• [TASK TO COMPLETE] Can you write out the whole listing exactly?

• [INFORMATION SHOWN]

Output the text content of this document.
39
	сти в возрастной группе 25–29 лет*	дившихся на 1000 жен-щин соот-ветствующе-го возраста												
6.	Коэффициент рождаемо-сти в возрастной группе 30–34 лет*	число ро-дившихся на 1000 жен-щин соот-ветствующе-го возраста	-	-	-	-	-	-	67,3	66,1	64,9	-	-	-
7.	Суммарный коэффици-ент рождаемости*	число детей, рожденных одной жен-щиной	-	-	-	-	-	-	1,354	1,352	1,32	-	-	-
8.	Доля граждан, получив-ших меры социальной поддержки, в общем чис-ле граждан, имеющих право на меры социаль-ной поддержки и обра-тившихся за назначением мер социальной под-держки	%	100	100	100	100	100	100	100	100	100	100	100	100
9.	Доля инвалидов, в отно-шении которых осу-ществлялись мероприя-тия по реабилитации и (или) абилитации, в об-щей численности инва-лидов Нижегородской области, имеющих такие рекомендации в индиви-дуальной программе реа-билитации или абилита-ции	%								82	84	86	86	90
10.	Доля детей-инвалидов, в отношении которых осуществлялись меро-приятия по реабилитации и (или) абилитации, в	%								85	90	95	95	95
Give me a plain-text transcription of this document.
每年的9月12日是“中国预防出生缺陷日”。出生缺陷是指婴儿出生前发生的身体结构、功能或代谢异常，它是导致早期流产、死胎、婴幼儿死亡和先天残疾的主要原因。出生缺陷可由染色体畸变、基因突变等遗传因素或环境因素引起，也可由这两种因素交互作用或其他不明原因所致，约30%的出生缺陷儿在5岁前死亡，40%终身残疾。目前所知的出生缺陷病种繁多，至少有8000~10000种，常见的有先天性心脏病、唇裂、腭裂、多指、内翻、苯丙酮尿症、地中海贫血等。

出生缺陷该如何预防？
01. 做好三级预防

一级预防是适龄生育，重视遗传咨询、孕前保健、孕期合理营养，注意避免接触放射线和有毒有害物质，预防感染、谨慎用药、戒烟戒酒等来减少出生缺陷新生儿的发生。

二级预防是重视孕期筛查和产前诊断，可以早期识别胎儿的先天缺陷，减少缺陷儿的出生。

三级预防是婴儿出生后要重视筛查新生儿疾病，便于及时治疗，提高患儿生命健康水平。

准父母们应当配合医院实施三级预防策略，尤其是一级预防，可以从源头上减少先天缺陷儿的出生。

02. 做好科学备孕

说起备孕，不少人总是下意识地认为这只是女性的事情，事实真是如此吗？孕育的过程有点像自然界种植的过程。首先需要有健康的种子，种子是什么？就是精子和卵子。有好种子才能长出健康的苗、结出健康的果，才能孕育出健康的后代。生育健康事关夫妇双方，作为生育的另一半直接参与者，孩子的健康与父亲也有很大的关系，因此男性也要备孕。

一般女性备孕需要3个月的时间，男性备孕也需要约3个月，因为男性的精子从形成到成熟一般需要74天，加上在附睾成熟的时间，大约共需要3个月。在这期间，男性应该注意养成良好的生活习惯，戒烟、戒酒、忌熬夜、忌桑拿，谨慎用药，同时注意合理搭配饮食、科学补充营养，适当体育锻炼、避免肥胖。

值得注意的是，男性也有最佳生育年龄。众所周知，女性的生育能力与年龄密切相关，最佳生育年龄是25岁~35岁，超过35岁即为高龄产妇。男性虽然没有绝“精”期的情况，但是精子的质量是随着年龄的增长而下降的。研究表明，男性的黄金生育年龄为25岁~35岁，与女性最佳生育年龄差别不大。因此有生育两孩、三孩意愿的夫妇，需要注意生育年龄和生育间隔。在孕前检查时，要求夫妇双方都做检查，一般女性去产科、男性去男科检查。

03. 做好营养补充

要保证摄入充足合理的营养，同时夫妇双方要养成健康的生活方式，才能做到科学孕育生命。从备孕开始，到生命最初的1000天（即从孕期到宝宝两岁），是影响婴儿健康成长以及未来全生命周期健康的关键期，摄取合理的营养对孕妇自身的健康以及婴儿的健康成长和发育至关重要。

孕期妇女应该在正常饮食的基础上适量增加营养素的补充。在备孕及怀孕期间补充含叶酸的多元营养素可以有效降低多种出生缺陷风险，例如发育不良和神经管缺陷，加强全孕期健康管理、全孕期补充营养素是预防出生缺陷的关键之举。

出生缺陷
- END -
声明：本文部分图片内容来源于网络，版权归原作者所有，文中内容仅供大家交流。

• [ANSWER FOR THIS EXERCISE]
Output the text content of this document.
39
	сти в возрастной группе 25–29 лет*	дившихся на 1000 жен-щин соот-ветствующе-го возраста												
6.	Коэффициент рождаемо-сти в возрастной группе 30–34 лет*	число ро-дившихся на 1000 жен-щин соот-ветствующе-го возраста	-	-	-	-	-	-	67,3	66,1	64,9	-	-	-
7.	Суммарный коэффици-ент рождаемости*	число детей, рожденных одной жен-щиной	-	-	-	-	-	-	1,354	1,352	1,32	-	-	-
8.	Доля граждан, получив-ших меры социальной поддержки, в общем чис-ле граждан, имеющих право на меры социаль-ной поддержки и обра-тившихся за назначением мер социальной под-держки	%	100	100	100	100	100	100	100	100	100	100	100	100
9.	Доля инвалидов, в отно-шении которых осу-ществлялись мероприя-тия по реабилитации и (или) абилитации, в об-щей численности инва-лидов Нижегородской области, имеющих такие рекомендации в индиви-дуальной программе реа-билитации или абилита-ции	%								82	84	86	86	90
10.	Доля детей-инвалидов, в отношении которых осуществлялись меро-приятия по реабилитации и (или) абилитации, в	%								85	90	95	95	95
Give me a plain-text transcription of this document.
每年的9月12日是“中国预防出生缺陷日”。出生缺陷是指婴儿出生前发生的身体结构、功能或代谢异常，它是导致早期流产、死胎、婴幼儿死亡和先天残疾的主要原因。出生缺陷可由染色体畸变、基因突变等遗传因素或环境因素引起，也可由这两种因素交互作用或其他不明原因所致，约30%的出生缺陷儿在5岁前死亡，40%终身残疾。目前所知的出生缺陷病种繁多，至少有8000~10000种，常见的有先天性心脏病、唇裂、腭裂、多指、内翻、苯丙酮尿症、地中海贫血等。

出生缺陷该如何预防？
01. 做好三级预防

一级预防是适龄生育，重视遗传咨询、孕前保健、孕期合理营养，注意避免接触放射线和有毒有害物质，预防感染、谨慎用药、戒烟戒酒等来减少出生缺陷新生儿的发生。

二级预防是重视孕期筛查和产前诊断，可以早期识别胎儿的先天缺陷，减少缺陷儿的出生。

三级预防是婴儿出生后要重视筛查新生儿疾病，便于及时治疗，提高患儿生命健康水平。

准父母们应当配合医院实施三级预防策略，尤其是一级预防，可以从源头上减少先天缺陷儿的出生。

02. 做好科学备孕

说起备孕，不少人总是下意识地认为这只是女性的事情，事实真是如此吗？孕育的过程有点像自然界种植的过程。首先需要有健康的种子，种子是什么？就是精子和卵子。有好种子才能长出健康的苗、结出健康的果，才能孕育出健康的后代。生育健康事关夫妇双方，作为生育的另一半直接参与者，孩子的健康与父亲也有很大的关系，因此男性也要备孕。

一般女性备孕需要3个月的时间，男性备孕也需要约3个月，因为男性的精子从形成到成熟一般需要74天，加上在附睾成熟的时间，大约共需要3个月。在这期间，男性应该注意养成良好的生活习惯，戒烟、戒酒、忌熬夜、忌桑拿，谨慎用药，同时注意合理搭配饮食、科学补充营养，适当体育锻炼、避免肥胖。

值得注意的是，男性也有最佳生育年龄。众所周知，女性的生育能力与年龄密切相关，最佳生育年龄是25岁~35岁，超过35岁即为高龄产妇。男性虽然没有绝“精”期的情况，但是精子的质量是随着年龄的增长而下降的。研究表明，男性的黄金生育年龄为25岁~35岁，与女性最佳生育年龄差别不大。因此有生育两孩、三孩意愿的夫妇，需要注意生育年龄和生育间隔。在孕前检查时，要求夫妇双方都做检查，一般女性去产科、男性去男科检查。

03. 做好营养补充

要保证摄入充足合理的营养，同时夫妇双方要养成健康的生活方式，才能做到科学孕育生命。从备孕开始，到生命最初的1000天（即从孕期到宝宝两岁），是影响婴儿健康成长以及未来全生命周期健康的关键期，摄取合理的营养对孕妇自身的健康以及婴儿的健康成长和发育至关重要。

孕期妇女应该在正常饮食的基础上适量增加营养素的补充。在备孕及怀孕期间补充含叶酸的多元营养素可以有效降低多种出生缺陷风险，例如发育不良和神经管缺陷，加强全孕期健康管理、全孕期补充营养素是预防出生缺陷的关键之举。

出生缺陷
- END -
声明：本文部分图片内容来源于网络，版权归原作者所有，文中内容仅供大家交流。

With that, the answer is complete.